Copy every line from the records below that holds the word "File".
++++++
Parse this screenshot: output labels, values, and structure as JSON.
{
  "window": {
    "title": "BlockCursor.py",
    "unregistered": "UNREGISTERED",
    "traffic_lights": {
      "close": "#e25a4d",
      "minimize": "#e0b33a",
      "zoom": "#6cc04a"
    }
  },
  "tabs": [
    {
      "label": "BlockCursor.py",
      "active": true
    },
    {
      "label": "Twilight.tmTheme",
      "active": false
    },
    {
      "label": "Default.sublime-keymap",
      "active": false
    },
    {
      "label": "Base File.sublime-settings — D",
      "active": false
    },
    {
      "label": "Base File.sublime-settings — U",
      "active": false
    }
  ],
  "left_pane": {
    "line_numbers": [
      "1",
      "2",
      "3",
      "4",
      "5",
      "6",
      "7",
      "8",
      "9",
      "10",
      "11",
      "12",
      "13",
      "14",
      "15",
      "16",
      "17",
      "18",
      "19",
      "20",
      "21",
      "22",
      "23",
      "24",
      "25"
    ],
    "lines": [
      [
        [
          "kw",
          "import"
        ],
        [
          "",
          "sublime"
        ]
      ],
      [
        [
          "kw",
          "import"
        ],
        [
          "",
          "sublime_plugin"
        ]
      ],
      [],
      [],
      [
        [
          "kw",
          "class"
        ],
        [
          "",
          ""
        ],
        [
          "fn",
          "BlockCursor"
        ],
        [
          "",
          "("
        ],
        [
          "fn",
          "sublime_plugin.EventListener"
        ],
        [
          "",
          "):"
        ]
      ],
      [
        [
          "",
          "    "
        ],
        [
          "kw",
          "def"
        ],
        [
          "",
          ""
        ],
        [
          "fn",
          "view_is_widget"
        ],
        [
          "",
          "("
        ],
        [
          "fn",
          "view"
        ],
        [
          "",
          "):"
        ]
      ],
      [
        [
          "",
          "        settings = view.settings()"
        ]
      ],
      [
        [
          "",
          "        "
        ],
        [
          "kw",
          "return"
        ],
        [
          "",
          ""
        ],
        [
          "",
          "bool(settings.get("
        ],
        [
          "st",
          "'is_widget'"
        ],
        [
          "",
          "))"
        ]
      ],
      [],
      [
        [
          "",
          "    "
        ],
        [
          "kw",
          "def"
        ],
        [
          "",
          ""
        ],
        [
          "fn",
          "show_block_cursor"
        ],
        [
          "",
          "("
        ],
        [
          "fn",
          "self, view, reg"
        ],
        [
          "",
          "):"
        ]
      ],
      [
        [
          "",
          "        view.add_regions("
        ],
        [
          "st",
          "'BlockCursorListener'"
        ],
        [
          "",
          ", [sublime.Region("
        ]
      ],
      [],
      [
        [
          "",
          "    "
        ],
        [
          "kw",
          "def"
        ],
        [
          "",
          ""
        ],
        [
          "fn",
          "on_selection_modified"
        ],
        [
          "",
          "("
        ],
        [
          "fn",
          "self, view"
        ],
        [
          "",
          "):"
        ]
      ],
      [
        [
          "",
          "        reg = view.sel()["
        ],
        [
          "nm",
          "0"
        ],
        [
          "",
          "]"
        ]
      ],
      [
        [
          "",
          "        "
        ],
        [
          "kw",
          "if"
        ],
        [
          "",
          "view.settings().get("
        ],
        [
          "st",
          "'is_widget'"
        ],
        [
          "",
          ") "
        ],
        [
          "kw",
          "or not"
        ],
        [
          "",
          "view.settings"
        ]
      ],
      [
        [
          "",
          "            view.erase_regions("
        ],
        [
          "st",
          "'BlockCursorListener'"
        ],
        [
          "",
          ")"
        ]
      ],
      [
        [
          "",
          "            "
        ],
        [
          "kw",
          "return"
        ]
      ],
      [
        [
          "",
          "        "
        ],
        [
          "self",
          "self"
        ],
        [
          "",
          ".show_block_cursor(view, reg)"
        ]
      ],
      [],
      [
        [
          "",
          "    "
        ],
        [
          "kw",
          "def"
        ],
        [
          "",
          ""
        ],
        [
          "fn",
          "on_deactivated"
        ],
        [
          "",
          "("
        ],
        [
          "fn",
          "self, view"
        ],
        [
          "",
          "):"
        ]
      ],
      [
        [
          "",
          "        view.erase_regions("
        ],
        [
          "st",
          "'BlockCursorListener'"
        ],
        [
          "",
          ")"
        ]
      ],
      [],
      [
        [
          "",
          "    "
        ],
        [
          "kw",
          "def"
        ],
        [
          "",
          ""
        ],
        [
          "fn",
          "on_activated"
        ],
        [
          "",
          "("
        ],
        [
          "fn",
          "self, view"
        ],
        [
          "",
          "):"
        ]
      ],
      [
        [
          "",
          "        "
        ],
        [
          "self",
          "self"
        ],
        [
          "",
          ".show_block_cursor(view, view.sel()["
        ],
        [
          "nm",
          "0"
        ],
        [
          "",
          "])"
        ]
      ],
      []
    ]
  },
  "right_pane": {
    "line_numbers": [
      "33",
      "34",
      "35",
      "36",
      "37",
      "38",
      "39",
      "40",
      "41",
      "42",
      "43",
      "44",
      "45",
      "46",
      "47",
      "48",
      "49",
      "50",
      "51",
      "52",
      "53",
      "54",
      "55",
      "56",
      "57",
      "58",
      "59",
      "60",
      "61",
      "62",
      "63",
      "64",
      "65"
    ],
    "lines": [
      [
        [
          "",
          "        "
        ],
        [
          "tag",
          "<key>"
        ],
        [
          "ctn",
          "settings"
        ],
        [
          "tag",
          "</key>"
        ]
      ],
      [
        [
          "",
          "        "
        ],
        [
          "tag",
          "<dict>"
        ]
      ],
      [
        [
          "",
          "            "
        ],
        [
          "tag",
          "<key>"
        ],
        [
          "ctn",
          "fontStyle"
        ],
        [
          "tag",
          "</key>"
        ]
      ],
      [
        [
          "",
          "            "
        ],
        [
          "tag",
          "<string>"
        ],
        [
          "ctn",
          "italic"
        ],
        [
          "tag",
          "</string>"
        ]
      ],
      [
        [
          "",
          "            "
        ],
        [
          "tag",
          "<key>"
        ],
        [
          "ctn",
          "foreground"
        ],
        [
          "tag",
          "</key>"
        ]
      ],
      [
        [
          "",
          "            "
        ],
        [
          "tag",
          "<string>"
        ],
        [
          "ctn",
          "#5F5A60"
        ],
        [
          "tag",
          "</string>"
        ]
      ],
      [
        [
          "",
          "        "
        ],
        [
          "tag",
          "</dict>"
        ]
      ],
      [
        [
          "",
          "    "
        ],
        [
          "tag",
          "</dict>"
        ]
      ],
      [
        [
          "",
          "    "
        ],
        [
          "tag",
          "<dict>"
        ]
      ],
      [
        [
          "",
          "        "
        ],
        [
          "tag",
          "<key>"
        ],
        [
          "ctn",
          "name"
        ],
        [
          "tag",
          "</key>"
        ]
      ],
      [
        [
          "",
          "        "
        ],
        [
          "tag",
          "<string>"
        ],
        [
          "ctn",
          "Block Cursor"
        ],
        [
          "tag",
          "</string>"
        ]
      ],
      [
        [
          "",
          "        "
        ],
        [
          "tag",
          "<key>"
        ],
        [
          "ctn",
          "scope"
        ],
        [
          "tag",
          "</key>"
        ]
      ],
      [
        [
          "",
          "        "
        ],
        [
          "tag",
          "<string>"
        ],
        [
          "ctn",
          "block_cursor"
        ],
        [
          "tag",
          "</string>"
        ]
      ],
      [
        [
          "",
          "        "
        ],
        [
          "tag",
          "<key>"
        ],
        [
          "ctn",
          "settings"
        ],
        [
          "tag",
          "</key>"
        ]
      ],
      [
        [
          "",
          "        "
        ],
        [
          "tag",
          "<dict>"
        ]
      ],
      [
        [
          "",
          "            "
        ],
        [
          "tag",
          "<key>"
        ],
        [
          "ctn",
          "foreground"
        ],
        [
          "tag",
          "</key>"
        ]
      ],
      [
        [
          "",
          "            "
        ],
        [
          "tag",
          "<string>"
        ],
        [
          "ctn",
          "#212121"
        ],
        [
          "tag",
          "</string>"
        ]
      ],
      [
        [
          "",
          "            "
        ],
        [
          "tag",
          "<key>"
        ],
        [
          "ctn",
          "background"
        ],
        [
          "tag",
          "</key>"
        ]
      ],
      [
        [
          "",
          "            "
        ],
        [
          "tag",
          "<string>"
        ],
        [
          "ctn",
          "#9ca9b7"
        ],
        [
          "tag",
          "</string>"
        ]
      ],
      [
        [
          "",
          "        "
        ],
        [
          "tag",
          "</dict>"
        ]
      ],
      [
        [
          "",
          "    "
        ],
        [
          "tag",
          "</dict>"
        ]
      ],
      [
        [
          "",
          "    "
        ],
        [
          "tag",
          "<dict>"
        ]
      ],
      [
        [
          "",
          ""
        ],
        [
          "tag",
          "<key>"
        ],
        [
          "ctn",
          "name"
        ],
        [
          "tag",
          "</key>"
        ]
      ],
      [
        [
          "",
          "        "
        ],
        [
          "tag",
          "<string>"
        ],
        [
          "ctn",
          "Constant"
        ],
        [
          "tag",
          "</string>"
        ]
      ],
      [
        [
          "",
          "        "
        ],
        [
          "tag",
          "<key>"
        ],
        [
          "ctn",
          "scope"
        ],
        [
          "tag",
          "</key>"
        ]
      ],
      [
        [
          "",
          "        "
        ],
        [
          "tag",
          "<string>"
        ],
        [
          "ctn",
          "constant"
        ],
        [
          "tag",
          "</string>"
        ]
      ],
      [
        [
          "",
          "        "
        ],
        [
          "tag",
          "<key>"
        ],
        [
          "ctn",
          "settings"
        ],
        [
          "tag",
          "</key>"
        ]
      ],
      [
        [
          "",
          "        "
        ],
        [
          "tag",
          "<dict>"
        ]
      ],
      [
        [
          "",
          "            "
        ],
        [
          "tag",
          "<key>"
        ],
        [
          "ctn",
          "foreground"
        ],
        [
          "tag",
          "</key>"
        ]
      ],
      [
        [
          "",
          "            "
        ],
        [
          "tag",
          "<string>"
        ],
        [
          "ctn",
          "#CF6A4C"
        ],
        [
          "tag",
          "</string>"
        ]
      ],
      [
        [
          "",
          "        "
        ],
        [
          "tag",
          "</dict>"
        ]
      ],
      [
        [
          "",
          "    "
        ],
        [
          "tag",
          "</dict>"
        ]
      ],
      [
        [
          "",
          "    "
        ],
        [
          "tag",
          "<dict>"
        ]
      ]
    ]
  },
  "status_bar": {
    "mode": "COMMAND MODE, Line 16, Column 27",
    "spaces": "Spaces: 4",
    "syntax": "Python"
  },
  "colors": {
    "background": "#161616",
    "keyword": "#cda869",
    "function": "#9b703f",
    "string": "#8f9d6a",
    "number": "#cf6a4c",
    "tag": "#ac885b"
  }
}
++++++
**COMPLETE ANSWER:**
      "label": "Base File.sublime-settings — D",
      "label": "Base File.sublime-settings — U",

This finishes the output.